§ **DIRECTIVE**: Only the lines from the one containing "Transcribe the text in this document." through the end of the entries should be returned, exactly as they are, with the pictures omitted.

§ **RECORDS FOR THIS EXERCISE**:
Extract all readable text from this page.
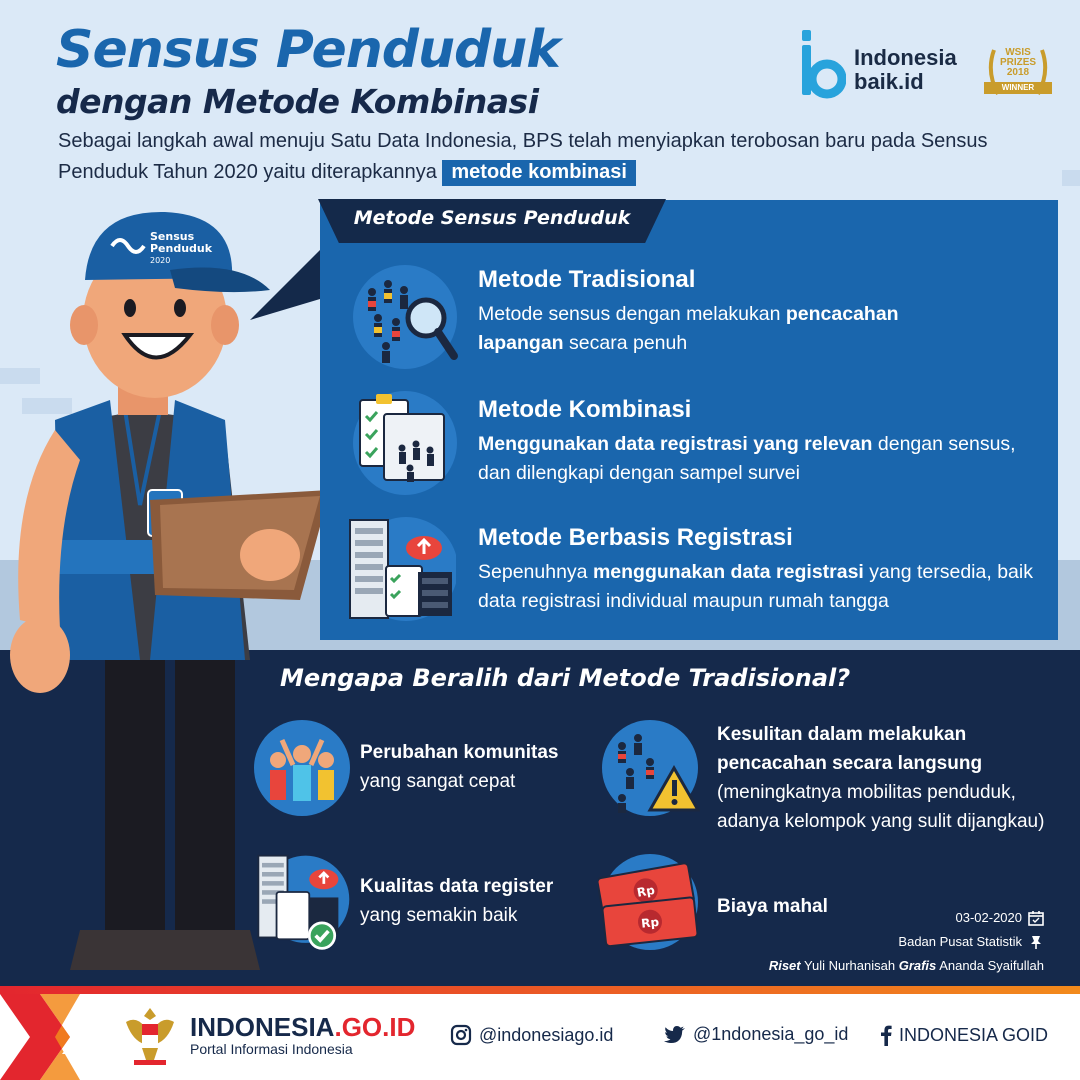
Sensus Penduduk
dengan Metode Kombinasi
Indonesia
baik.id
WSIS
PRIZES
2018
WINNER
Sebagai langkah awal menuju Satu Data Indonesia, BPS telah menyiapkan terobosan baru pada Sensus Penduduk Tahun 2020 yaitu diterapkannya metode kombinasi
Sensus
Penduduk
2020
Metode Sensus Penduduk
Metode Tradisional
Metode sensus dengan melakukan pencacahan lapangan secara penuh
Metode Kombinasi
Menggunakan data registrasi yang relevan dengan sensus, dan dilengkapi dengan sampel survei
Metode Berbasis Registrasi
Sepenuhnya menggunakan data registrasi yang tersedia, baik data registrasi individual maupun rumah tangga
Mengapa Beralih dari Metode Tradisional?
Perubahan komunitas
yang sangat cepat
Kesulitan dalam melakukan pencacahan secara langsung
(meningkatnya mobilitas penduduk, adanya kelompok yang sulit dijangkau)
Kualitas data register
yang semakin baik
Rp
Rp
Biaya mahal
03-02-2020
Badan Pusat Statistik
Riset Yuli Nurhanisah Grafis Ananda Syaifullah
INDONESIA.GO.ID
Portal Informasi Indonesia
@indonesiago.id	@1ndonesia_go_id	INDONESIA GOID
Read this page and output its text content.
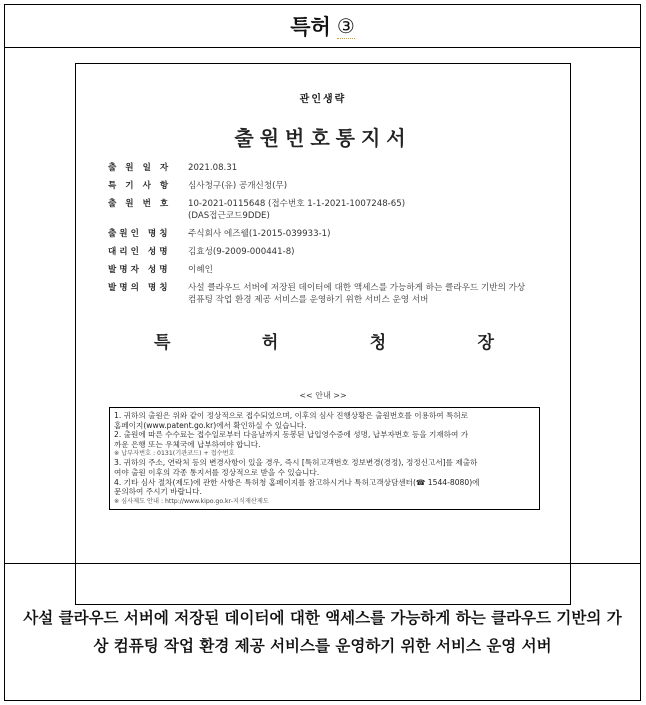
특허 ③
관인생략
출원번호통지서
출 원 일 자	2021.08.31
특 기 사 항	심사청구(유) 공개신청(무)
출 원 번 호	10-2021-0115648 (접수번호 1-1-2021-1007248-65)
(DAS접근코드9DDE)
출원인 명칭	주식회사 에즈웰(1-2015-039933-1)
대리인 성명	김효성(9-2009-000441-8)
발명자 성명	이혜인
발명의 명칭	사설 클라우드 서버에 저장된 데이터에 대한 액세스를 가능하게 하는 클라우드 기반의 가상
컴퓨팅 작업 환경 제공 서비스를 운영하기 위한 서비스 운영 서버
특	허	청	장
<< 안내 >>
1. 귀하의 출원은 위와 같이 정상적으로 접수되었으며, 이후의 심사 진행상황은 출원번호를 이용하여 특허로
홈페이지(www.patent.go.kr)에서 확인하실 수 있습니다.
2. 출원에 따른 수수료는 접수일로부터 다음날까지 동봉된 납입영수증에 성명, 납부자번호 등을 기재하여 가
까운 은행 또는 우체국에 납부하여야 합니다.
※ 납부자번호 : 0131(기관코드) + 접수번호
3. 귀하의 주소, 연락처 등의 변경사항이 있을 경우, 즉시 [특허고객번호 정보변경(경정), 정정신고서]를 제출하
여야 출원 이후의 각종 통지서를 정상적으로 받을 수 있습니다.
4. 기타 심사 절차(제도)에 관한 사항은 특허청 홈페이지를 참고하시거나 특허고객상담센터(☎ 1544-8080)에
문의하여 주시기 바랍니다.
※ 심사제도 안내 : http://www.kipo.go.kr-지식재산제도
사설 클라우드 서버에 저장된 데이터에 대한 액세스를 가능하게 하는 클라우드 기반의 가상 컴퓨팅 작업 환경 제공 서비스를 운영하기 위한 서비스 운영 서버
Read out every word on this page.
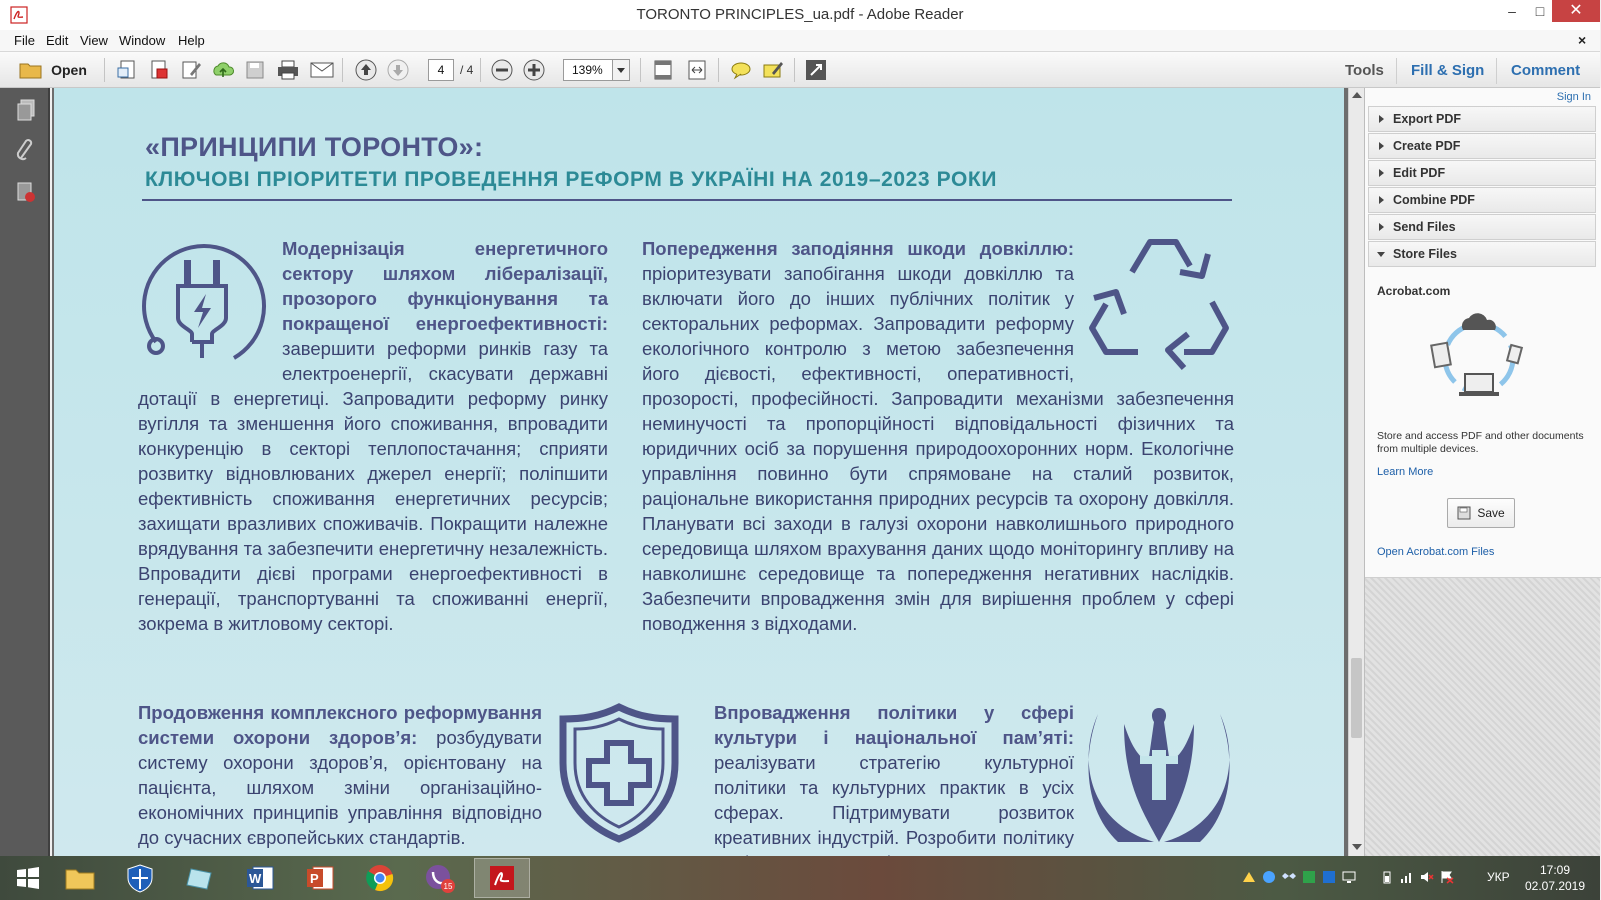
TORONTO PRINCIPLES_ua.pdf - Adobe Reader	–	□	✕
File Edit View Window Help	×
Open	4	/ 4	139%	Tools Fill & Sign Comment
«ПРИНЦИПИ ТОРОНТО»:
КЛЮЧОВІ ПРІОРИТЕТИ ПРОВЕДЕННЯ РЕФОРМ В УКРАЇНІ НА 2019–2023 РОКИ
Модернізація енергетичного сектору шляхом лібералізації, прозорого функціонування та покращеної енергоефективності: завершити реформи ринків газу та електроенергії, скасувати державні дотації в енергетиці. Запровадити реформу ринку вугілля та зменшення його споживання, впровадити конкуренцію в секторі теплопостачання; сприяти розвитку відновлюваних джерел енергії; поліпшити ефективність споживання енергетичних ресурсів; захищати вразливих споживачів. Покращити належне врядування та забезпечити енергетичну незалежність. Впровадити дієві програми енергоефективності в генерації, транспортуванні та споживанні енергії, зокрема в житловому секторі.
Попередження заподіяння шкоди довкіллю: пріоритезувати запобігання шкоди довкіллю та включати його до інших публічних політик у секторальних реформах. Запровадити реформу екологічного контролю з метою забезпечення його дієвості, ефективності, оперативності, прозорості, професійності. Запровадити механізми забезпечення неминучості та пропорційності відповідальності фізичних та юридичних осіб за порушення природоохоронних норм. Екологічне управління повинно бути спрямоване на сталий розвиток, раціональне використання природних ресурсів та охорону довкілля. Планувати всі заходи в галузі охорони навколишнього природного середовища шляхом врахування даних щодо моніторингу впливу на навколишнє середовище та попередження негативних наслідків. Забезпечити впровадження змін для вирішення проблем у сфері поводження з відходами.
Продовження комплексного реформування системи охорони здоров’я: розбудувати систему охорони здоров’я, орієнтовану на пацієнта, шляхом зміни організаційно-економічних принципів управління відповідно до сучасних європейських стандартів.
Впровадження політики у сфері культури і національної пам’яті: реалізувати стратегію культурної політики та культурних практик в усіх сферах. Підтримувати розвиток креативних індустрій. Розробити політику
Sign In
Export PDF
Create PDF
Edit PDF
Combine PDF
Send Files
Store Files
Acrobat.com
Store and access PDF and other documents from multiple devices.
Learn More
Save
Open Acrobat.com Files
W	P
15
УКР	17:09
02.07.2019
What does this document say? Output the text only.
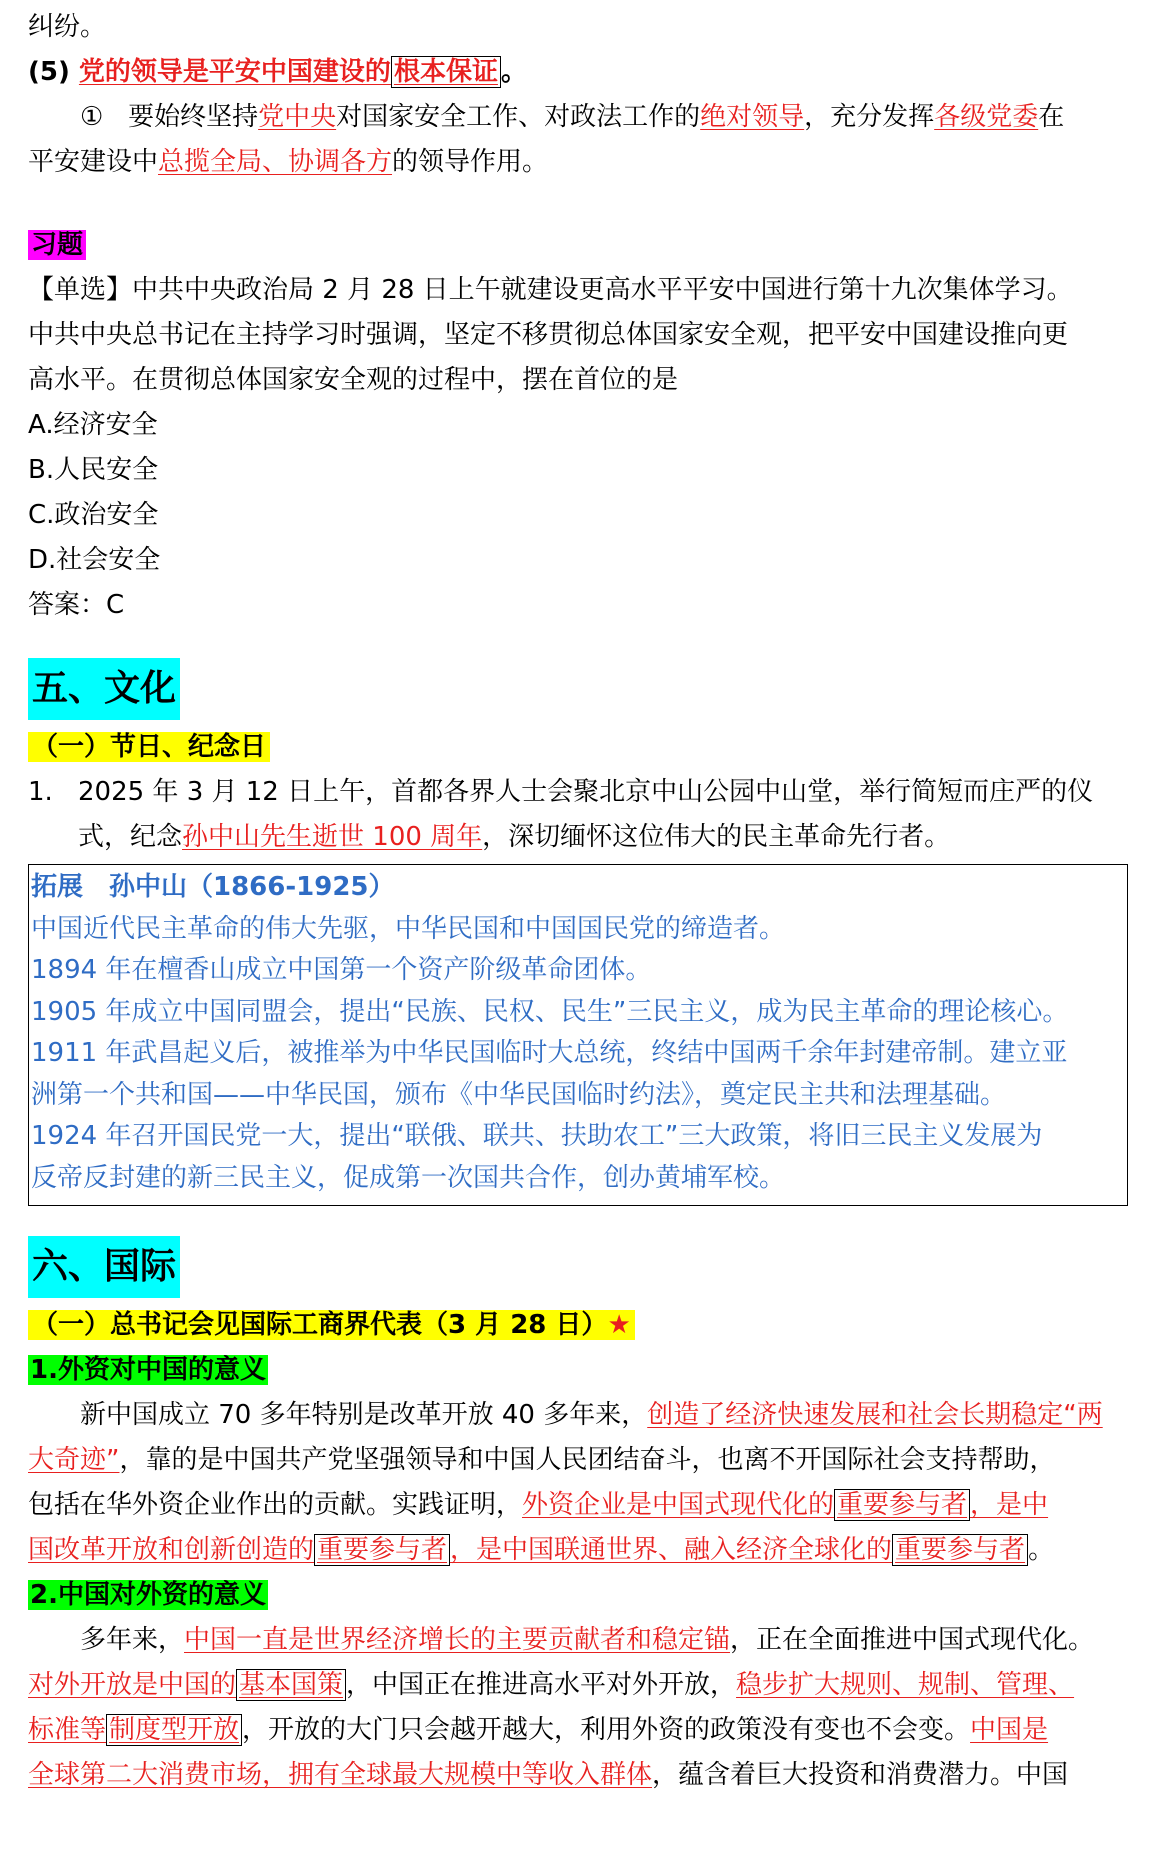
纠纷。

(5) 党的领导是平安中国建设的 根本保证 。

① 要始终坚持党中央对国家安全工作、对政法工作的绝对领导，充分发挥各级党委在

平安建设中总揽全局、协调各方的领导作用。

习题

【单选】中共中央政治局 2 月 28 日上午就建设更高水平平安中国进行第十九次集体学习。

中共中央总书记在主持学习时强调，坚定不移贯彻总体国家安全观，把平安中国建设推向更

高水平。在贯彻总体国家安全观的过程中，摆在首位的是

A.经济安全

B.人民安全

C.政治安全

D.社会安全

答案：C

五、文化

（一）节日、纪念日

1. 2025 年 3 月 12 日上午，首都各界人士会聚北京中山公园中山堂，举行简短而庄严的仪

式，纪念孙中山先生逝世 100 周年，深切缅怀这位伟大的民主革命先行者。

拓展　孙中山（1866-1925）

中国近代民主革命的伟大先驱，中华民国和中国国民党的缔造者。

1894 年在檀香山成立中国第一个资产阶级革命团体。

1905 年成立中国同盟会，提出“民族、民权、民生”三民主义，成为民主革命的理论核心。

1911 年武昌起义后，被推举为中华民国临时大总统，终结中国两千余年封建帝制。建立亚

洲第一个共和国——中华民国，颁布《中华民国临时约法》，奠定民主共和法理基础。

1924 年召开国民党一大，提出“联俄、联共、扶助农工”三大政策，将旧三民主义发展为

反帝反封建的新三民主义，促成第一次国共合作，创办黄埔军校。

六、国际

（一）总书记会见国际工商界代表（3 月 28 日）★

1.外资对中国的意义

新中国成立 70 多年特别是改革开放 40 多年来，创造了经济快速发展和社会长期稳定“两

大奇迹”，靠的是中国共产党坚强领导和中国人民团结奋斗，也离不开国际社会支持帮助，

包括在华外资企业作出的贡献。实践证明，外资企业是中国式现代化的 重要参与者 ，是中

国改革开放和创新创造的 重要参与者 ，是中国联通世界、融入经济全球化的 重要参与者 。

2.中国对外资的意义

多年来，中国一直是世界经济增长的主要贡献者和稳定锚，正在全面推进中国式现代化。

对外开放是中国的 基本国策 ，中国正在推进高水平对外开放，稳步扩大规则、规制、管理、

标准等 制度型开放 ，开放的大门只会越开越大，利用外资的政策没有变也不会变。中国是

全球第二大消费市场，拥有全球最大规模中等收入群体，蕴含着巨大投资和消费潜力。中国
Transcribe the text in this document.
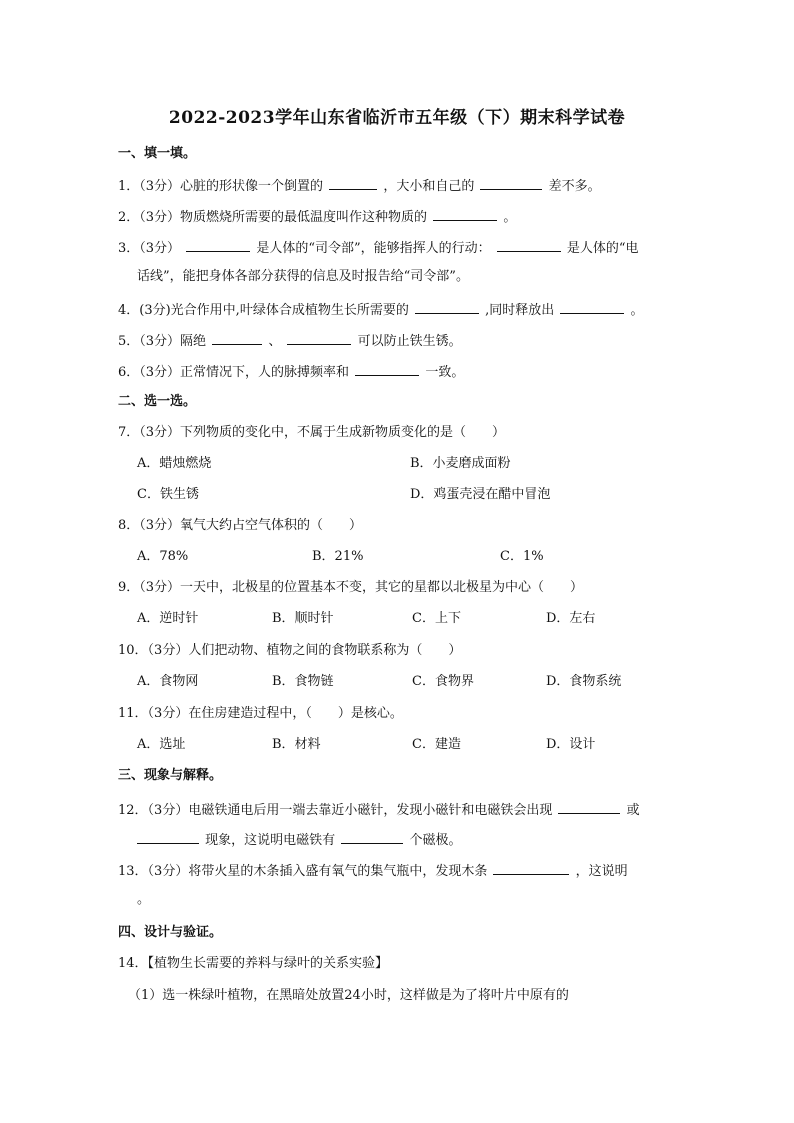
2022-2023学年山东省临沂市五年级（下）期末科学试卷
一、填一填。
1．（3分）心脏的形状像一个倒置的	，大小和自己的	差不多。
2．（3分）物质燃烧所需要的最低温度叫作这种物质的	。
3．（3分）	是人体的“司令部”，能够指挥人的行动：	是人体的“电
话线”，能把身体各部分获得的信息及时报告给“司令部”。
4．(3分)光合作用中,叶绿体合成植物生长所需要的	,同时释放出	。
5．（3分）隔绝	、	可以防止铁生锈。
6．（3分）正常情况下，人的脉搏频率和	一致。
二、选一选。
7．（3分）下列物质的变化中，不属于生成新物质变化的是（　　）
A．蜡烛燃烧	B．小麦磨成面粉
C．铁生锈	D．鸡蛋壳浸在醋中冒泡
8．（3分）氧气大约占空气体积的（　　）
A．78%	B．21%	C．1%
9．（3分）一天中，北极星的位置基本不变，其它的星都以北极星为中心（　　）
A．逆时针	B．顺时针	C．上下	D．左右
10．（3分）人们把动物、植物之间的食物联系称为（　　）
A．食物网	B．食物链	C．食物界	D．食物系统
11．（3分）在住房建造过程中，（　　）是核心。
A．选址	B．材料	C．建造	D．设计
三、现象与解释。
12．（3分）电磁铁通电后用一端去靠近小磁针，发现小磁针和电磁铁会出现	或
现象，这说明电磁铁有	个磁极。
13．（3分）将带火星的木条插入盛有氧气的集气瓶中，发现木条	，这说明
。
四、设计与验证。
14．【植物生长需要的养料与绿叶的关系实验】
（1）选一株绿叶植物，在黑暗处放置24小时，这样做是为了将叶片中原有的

§ **ANSWER FOR THE TASK**:
Transcribe the text in this document.
2022-2023学年山东省临沂市五年级（下）期末科学试卷
一、填一填。
1．（3分）心脏的形状像一个倒置的	，大小和自己的	差不多。
2．（3分）物质燃烧所需要的最低温度叫作这种物质的	。
3．（3分）	是人体的“司令部”，能够指挥人的行动：	是人体的“电
话线”，能把身体各部分获得的信息及时报告给“司令部”。
4．(3分)光合作用中,叶绿体合成植物生长所需要的	,同时释放出	。
5．（3分）隔绝	、	可以防止铁生锈。
6．（3分）正常情况下，人的脉搏频率和	一致。
二、选一选。
7．（3分）下列物质的变化中，不属于生成新物质变化的是（　　）
A．蜡烛燃烧	B．小麦磨成面粉
C．铁生锈	D．鸡蛋壳浸在醋中冒泡
8．（3分）氧气大约占空气体积的（　　）
A．78%	B．21%	C．1%
9．（3分）一天中，北极星的位置基本不变，其它的星都以北极星为中心（　　）
A．逆时针	B．顺时针	C．上下	D．左右
10．（3分）人们把动物、植物之间的食物联系称为（　　）
A．食物网	B．食物链	C．食物界	D．食物系统
11．（3分）在住房建造过程中，（　　）是核心。
A．选址	B．材料	C．建造	D．设计
三、现象与解释。
12．（3分）电磁铁通电后用一端去靠近小磁针，发现小磁针和电磁铁会出现	或
现象，这说明电磁铁有	个磁极。
13．（3分）将带火星的木条插入盛有氧气的集气瓶中，发现木条	，这说明
。
四、设计与验证。
14．【植物生长需要的养料与绿叶的关系实验】
（1）选一株绿叶植物，在黑暗处放置24小时，这样做是为了将叶片中原有的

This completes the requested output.